Data extracted from a collection:
*****
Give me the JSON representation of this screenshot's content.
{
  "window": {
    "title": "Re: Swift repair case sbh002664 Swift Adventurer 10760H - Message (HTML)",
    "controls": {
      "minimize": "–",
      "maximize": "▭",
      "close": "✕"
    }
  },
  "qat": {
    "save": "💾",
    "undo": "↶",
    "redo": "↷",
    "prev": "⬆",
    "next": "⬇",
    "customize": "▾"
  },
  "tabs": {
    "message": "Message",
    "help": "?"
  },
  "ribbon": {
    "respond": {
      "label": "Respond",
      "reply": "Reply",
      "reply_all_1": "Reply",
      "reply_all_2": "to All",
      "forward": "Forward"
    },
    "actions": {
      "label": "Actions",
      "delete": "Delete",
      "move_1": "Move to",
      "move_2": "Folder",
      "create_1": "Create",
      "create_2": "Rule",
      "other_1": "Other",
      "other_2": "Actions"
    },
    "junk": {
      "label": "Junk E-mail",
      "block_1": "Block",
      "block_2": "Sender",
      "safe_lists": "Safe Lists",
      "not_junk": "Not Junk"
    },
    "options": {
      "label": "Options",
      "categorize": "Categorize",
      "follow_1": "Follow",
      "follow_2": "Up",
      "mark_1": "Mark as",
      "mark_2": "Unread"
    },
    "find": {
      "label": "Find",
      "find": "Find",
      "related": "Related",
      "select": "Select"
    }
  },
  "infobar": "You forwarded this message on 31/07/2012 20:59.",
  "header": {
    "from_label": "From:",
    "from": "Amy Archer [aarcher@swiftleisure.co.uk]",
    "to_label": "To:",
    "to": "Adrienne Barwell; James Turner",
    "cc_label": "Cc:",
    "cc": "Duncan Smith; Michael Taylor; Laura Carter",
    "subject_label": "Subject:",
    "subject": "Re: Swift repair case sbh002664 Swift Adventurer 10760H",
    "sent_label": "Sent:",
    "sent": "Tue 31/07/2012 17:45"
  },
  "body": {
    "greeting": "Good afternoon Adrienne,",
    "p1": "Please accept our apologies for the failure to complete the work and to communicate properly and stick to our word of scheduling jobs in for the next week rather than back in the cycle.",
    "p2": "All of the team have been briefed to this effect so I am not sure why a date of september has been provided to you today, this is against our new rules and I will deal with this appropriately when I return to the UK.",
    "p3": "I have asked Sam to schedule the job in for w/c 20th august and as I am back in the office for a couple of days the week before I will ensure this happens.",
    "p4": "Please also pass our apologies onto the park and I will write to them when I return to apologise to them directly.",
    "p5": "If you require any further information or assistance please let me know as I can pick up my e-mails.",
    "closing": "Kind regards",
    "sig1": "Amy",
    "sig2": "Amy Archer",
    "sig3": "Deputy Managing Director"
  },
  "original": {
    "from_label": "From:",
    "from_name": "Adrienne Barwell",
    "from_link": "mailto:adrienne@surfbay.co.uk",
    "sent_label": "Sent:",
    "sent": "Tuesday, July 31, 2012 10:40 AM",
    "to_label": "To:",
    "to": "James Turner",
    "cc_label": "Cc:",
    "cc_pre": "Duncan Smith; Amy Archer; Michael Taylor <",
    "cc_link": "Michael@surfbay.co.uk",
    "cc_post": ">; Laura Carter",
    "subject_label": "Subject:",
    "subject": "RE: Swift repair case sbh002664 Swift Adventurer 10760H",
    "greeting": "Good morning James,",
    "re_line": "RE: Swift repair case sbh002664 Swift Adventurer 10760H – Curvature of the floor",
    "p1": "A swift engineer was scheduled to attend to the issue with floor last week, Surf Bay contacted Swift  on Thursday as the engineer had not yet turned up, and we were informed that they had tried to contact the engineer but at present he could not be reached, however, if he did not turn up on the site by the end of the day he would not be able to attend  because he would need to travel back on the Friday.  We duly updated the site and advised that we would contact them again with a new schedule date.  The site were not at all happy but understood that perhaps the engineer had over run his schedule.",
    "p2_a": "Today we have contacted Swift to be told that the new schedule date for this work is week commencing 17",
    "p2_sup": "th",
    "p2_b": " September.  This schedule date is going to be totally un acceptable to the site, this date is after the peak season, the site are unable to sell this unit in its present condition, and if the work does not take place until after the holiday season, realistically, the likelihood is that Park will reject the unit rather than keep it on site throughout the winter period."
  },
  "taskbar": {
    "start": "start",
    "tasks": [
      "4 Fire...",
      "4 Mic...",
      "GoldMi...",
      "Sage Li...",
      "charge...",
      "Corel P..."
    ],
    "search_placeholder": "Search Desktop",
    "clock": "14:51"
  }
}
*****
AIM: All of the material above needs to be retyped word for word.

OUTPUT OF THE TASK:
Give me the JSON representation of this screenshot's content.
{
  "window": {
    "title": "Re: Swift repair case sbh002664 Swift Adventurer 10760H - Message (HTML)",
    "controls": {
      "minimize": "–",
      "maximize": "▭",
      "close": "✕"
    }
  },
  "qat": {
    "save": "💾",
    "undo": "↶",
    "redo": "↷",
    "prev": "⬆",
    "next": "⬇",
    "customize": "▾"
  },
  "tabs": {
    "message": "Message",
    "help": "?"
  },
  "ribbon": {
    "respond": {
      "label": "Respond",
      "reply": "Reply",
      "reply_all_1": "Reply",
      "reply_all_2": "to All",
      "forward": "Forward"
    },
    "actions": {
      "label": "Actions",
      "delete": "Delete",
      "move_1": "Move to",
      "move_2": "Folder",
      "create_1": "Create",
      "create_2": "Rule",
      "other_1": "Other",
      "other_2": "Actions"
    },
    "junk": {
      "label": "Junk E-mail",
      "block_1": "Block",
      "block_2": "Sender",
      "safe_lists": "Safe Lists",
      "not_junk": "Not Junk"
    },
    "options": {
      "label": "Options",
      "categorize": "Categorize",
      "follow_1": "Follow",
      "follow_2": "Up",
      "mark_1": "Mark as",
      "mark_2": "Unread"
    },
    "find": {
      "label": "Find",
      "find": "Find",
      "related": "Related",
      "select": "Select"
    }
  },
  "infobar": "You forwarded this message on 31/07/2012 20:59.",
  "header": {
    "from_label": "From:",
    "from": "Amy Archer [aarcher@swiftleisure.co.uk]",
    "to_label": "To:",
    "to": "Adrienne Barwell; James Turner",
    "cc_label": "Cc:",
    "cc": "Duncan Smith; Michael Taylor; Laura Carter",
    "subject_label": "Subject:",
    "subject": "Re: Swift repair case sbh002664 Swift Adventurer 10760H",
    "sent_label": "Sent:",
    "sent": "Tue 31/07/2012 17:45"
  },
  "body": {
    "greeting": "Good afternoon Adrienne,",
    "p1": "Please accept our apologies for the failure to complete the work and to communicate properly and stick to our word of scheduling jobs in for the next week rather than back in the cycle.",
    "p2": "All of the team have been briefed to this effect so I am not sure why a date of september has been provided to you today, this is against our new rules and I will deal with this appropriately when I return to the UK.",
    "p3": "I have asked Sam to schedule the job in for w/c 20th august and as I am back in the office for a couple of days the week before I will ensure this happens.",
    "p4": "Please also pass our apologies onto the park and I will write to them when I return to apologise to them directly.",
    "p5": "If you require any further information or assistance please let me know as I can pick up my e-mails.",
    "closing": "Kind regards",
    "sig1": "Amy",
    "sig2": "Amy Archer",
    "sig3": "Deputy Managing Director"
  },
  "original": {
    "from_label": "From:",
    "from_name": "Adrienne Barwell",
    "from_link": "mailto:adrienne@surfbay.co.uk",
    "sent_label": "Sent:",
    "sent": "Tuesday, July 31, 2012 10:40 AM",
    "to_label": "To:",
    "to": "James Turner",
    "cc_label": "Cc:",
    "cc_pre": "Duncan Smith; Amy Archer; Michael Taylor <",
    "cc_link": "Michael@surfbay.co.uk",
    "cc_post": ">; Laura Carter",
    "subject_label": "Subject:",
    "subject": "RE: Swift repair case sbh002664 Swift Adventurer 10760H",
    "greeting": "Good morning James,",
    "re_line": "RE: Swift repair case sbh002664 Swift Adventurer 10760H – Curvature of the floor",
    "p1": "A swift engineer was scheduled to attend to the issue with floor last week, Surf Bay contacted Swift  on Thursday as the engineer had not yet turned up, and we were informed that they had tried to contact the engineer but at present he could not be reached, however, if he did not turn up on the site by the end of the day he would not be able to attend  because he would need to travel back on the Friday.  We duly updated the site and advised that we would contact them again with a new schedule date.  The site were not at all happy but understood that perhaps the engineer had over run his schedule.",
    "p2_a": "Today we have contacted Swift to be told that the new schedule date for this work is week commencing 17",
    "p2_sup": "th",
    "p2_b": " September.  This schedule date is going to be totally un acceptable to the site, this date is after the peak season, the site are unable to sell this unit in its present condition, and if the work does not take place until after the holiday season, realistically, the likelihood is that Park will reject the unit rather than keep it on site throughout the winter period."
  },
  "taskbar": {
    "start": "start",
    "tasks": [
      "4 Fire...",
      "4 Mic...",
      "GoldMi...",
      "Sage Li...",
      "charge...",
      "Corel P..."
    ],
    "search_placeholder": "Search Desktop",
    "clock": "14:51"
  }
}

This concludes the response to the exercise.